• OBJECTIVE: Transcribe the material in full, exactly as written.
>> Start MATERIAL
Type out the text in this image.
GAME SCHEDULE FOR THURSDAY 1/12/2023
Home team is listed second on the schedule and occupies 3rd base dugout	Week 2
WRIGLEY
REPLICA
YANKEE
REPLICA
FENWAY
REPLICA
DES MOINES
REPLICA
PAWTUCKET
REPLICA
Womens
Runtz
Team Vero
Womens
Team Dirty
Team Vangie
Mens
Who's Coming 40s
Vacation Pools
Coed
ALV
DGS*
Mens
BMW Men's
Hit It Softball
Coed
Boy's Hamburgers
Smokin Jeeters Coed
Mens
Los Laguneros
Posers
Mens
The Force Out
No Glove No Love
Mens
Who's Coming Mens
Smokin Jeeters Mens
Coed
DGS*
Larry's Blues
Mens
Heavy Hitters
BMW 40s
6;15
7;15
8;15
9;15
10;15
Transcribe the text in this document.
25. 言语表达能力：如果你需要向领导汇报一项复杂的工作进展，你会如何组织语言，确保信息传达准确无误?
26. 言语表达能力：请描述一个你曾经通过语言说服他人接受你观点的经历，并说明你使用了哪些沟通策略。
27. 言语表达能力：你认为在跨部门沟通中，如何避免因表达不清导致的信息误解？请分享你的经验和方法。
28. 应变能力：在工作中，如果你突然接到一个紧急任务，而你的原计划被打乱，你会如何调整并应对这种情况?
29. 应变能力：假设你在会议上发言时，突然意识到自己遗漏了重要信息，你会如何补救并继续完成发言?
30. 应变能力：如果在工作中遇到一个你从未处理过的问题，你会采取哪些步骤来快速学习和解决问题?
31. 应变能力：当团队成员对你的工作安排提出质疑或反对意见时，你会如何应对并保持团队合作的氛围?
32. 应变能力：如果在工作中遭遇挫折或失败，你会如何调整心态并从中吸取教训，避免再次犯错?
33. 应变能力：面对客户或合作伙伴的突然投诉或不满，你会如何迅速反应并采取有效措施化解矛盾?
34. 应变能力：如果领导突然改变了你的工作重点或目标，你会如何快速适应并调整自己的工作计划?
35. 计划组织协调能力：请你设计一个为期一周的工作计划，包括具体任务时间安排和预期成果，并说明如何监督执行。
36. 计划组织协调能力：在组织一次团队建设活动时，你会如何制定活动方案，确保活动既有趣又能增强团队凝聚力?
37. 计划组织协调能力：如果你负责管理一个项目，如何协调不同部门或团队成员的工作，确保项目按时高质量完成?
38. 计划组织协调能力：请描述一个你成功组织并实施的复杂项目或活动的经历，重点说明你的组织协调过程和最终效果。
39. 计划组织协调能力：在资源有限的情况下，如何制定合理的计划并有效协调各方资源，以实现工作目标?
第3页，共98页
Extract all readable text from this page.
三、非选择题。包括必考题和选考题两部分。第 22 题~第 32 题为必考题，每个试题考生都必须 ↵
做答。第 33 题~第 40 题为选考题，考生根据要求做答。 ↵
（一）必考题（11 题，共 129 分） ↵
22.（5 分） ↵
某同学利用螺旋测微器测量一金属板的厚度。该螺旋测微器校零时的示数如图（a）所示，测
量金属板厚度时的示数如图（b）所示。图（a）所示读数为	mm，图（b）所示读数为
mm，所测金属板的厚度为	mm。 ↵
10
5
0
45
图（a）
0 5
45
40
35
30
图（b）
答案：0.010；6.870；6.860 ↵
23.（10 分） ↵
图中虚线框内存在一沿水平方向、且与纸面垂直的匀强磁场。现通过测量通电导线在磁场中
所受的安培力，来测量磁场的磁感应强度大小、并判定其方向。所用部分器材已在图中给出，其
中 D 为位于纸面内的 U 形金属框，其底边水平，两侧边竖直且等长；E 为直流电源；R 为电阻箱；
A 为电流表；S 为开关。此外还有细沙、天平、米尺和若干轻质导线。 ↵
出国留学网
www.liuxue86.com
>> End MATERIAL
• OUTPUT FOR THIS TASK:
Type out the text in this image.
GAME SCHEDULE FOR THURSDAY 1/12/2023
Home team is listed second on the schedule and occupies 3rd base dugout	Week 2
WRIGLEY
REPLICA
YANKEE
REPLICA
FENWAY
REPLICA
DES MOINES
REPLICA
PAWTUCKET
REPLICA
Womens
Runtz
Team Vero
Womens
Team Dirty
Team Vangie
Mens
Who's Coming 40s
Vacation Pools
Coed
ALV
DGS*
Mens
BMW Men's
Hit It Softball
Coed
Boy's Hamburgers
Smokin Jeeters Coed
Mens
Los Laguneros
Posers
Mens
The Force Out
No Glove No Love
Mens
Who's Coming Mens
Smokin Jeeters Mens
Coed
DGS*
Larry's Blues
Mens
Heavy Hitters
BMW 40s
6;15
7;15
8;15
9;15
10;15
Transcribe the text in this document.
25. 言语表达能力：如果你需要向领导汇报一项复杂的工作进展，你会如何组织语言，确保信息传达准确无误?
26. 言语表达能力：请描述一个你曾经通过语言说服他人接受你观点的经历，并说明你使用了哪些沟通策略。
27. 言语表达能力：你认为在跨部门沟通中，如何避免因表达不清导致的信息误解？请分享你的经验和方法。
28. 应变能力：在工作中，如果你突然接到一个紧急任务，而你的原计划被打乱，你会如何调整并应对这种情况?
29. 应变能力：假设你在会议上发言时，突然意识到自己遗漏了重要信息，你会如何补救并继续完成发言?
30. 应变能力：如果在工作中遇到一个你从未处理过的问题，你会采取哪些步骤来快速学习和解决问题?
31. 应变能力：当团队成员对你的工作安排提出质疑或反对意见时，你会如何应对并保持团队合作的氛围?
32. 应变能力：如果在工作中遭遇挫折或失败，你会如何调整心态并从中吸取教训，避免再次犯错?
33. 应变能力：面对客户或合作伙伴的突然投诉或不满，你会如何迅速反应并采取有效措施化解矛盾?
34. 应变能力：如果领导突然改变了你的工作重点或目标，你会如何快速适应并调整自己的工作计划?
35. 计划组织协调能力：请你设计一个为期一周的工作计划，包括具体任务时间安排和预期成果，并说明如何监督执行。
36. 计划组织协调能力：在组织一次团队建设活动时，你会如何制定活动方案，确保活动既有趣又能增强团队凝聚力?
37. 计划组织协调能力：如果你负责管理一个项目，如何协调不同部门或团队成员的工作，确保项目按时高质量完成?
38. 计划组织协调能力：请描述一个你成功组织并实施的复杂项目或活动的经历，重点说明你的组织协调过程和最终效果。
39. 计划组织协调能力：在资源有限的情况下，如何制定合理的计划并有效协调各方资源，以实现工作目标?
第3页，共98页
Extract all readable text from this page.
三、非选择题。包括必考题和选考题两部分。第 22 题~第 32 题为必考题，每个试题考生都必须 ↵
做答。第 33 题~第 40 题为选考题，考生根据要求做答。 ↵
（一）必考题（11 题，共 129 分） ↵
22.（5 分） ↵
某同学利用螺旋测微器测量一金属板的厚度。该螺旋测微器校零时的示数如图（a）所示，测
量金属板厚度时的示数如图（b）所示。图（a）所示读数为	mm，图（b）所示读数为
mm，所测金属板的厚度为	mm。 ↵
10
5
0
45
图（a）
0 5
45
40
35
30
图（b）
答案：0.010；6.870；6.860 ↵
23.（10 分） ↵
图中虚线框内存在一沿水平方向、且与纸面垂直的匀强磁场。现通过测量通电导线在磁场中
所受的安培力，来测量磁场的磁感应强度大小、并判定其方向。所用部分器材已在图中给出，其
中 D 为位于纸面内的 U 形金属框，其底边水平，两侧边竖直且等长；E 为直流电源；R 为电阻箱；
A 为电流表；S 为开关。此外还有细沙、天平、米尺和若干轻质导线。 ↵
出国留学网
www.liuxue86.com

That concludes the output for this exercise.